*Requirement:* Count how many lines hold the string "TradingView". Give that number alone.

*Provided data:*
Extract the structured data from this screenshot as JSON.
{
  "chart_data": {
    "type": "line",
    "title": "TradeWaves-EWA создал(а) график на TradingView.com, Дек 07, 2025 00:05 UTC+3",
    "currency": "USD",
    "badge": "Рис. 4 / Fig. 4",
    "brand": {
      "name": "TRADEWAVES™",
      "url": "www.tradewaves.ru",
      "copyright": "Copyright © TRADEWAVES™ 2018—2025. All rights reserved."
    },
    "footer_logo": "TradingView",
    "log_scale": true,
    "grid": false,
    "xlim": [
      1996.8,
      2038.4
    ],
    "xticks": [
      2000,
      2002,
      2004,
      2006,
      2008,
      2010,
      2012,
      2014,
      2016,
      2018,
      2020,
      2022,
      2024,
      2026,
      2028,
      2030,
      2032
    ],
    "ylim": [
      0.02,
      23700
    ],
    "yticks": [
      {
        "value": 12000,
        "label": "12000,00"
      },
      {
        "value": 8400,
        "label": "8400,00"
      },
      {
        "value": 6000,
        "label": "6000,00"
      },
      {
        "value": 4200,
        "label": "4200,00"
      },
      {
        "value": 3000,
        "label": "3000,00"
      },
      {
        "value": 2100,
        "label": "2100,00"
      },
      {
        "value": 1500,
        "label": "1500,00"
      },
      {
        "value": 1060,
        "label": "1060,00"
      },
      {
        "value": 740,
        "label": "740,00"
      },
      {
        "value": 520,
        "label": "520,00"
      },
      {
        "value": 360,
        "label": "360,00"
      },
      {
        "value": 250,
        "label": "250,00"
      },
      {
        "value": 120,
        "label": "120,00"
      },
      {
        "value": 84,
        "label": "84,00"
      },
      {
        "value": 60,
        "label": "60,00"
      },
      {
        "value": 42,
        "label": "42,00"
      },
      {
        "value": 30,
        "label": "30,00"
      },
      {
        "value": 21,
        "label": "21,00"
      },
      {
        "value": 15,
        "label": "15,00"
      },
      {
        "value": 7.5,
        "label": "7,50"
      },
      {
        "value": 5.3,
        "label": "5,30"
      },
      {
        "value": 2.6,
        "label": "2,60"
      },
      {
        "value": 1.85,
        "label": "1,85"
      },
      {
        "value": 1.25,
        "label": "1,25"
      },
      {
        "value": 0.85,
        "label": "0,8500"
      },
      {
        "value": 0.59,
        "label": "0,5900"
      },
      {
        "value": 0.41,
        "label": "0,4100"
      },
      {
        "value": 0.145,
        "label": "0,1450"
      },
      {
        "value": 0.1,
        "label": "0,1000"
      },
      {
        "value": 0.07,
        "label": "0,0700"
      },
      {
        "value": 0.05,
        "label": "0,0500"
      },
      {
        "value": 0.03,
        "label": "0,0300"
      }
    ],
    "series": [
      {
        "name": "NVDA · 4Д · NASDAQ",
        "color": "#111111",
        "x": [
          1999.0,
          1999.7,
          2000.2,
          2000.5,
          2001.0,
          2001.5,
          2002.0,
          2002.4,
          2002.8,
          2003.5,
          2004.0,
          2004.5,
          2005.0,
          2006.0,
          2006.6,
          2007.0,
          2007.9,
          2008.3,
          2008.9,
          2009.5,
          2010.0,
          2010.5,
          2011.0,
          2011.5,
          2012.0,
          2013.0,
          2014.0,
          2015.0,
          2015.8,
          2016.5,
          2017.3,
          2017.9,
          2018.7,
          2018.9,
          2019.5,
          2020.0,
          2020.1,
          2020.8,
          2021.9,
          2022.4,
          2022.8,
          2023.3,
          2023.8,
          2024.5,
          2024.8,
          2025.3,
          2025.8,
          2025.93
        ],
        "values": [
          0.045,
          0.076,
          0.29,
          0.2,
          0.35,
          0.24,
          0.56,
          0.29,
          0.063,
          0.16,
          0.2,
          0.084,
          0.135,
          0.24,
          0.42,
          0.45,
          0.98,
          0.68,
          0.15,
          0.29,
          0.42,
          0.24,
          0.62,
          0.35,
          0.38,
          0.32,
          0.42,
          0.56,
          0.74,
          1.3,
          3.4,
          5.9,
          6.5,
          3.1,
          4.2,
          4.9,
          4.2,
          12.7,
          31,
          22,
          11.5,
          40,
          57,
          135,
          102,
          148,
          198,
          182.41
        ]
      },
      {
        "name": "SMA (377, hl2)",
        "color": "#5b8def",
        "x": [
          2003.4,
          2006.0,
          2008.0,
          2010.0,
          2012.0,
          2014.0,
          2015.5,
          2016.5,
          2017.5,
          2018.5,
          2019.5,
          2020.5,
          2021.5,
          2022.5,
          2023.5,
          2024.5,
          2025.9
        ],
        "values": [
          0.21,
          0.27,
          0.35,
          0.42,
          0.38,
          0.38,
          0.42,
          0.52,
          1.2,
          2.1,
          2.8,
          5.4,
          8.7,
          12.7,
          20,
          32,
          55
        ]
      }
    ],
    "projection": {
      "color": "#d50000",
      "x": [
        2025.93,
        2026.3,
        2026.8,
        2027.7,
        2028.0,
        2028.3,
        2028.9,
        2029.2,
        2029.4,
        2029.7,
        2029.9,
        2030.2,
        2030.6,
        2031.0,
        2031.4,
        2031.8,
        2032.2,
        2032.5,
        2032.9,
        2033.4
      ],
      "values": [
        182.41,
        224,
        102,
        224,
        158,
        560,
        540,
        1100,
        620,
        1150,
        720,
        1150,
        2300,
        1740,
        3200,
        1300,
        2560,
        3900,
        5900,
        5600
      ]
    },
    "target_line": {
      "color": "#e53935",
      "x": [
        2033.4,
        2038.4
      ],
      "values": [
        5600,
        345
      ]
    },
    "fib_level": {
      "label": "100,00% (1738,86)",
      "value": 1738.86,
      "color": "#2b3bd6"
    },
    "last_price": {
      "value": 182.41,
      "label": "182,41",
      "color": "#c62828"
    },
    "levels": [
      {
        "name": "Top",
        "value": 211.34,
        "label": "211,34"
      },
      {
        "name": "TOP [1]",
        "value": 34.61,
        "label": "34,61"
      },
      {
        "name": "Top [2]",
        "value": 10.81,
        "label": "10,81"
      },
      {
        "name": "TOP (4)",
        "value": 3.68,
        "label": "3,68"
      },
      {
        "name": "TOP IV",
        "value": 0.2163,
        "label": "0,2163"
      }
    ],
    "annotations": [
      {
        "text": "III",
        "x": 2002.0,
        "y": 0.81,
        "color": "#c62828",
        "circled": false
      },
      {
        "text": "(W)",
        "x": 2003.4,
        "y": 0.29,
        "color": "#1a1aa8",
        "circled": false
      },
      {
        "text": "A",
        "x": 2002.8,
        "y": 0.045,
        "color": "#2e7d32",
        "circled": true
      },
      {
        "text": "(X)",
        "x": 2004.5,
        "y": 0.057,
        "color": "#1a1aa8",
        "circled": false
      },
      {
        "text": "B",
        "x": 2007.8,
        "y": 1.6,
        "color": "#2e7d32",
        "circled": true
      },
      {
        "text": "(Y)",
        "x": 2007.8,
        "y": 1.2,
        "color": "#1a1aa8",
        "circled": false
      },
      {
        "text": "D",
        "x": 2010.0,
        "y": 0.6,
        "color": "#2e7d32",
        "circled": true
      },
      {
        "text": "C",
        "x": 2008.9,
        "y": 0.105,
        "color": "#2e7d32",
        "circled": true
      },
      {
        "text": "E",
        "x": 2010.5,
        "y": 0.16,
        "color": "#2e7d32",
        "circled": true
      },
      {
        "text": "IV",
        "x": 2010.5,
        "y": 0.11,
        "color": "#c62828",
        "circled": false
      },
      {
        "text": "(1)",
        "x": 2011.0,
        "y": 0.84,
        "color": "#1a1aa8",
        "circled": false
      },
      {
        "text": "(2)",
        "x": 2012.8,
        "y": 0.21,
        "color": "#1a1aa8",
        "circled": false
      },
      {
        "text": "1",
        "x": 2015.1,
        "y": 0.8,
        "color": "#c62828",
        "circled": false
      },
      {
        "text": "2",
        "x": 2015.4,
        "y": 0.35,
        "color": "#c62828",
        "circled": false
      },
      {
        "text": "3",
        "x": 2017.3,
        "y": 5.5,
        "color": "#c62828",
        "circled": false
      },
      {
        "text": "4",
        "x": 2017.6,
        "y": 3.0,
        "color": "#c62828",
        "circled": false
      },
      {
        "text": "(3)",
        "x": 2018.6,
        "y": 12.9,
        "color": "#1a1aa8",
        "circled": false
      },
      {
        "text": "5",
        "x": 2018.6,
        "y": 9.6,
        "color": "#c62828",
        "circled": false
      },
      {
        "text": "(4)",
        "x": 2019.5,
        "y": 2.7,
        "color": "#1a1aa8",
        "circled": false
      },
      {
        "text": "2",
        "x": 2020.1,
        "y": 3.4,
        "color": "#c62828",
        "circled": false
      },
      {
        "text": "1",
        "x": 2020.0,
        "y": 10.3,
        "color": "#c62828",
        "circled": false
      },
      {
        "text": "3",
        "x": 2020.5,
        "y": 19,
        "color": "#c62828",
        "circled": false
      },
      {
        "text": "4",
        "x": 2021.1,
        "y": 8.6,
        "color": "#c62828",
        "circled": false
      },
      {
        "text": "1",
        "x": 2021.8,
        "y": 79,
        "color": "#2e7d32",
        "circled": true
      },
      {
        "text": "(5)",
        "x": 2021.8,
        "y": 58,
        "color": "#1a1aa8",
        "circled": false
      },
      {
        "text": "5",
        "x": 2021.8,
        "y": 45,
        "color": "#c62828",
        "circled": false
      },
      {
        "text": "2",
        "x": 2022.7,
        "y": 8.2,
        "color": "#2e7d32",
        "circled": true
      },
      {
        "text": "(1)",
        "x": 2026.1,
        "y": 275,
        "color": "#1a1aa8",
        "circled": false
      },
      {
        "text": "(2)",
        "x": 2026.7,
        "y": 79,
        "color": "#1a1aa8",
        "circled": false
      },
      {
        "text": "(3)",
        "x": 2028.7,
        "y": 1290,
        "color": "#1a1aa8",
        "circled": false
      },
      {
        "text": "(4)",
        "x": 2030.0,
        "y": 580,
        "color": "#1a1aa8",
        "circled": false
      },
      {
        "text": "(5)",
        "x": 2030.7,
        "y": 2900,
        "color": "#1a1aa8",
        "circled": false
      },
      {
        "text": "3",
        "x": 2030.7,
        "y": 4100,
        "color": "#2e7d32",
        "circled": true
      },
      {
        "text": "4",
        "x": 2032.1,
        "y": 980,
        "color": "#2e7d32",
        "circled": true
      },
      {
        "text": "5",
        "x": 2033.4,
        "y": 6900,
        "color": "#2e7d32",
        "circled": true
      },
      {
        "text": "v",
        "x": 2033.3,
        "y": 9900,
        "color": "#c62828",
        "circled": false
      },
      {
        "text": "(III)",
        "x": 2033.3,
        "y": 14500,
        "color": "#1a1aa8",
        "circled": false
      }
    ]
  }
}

*Result for this exercise:* 2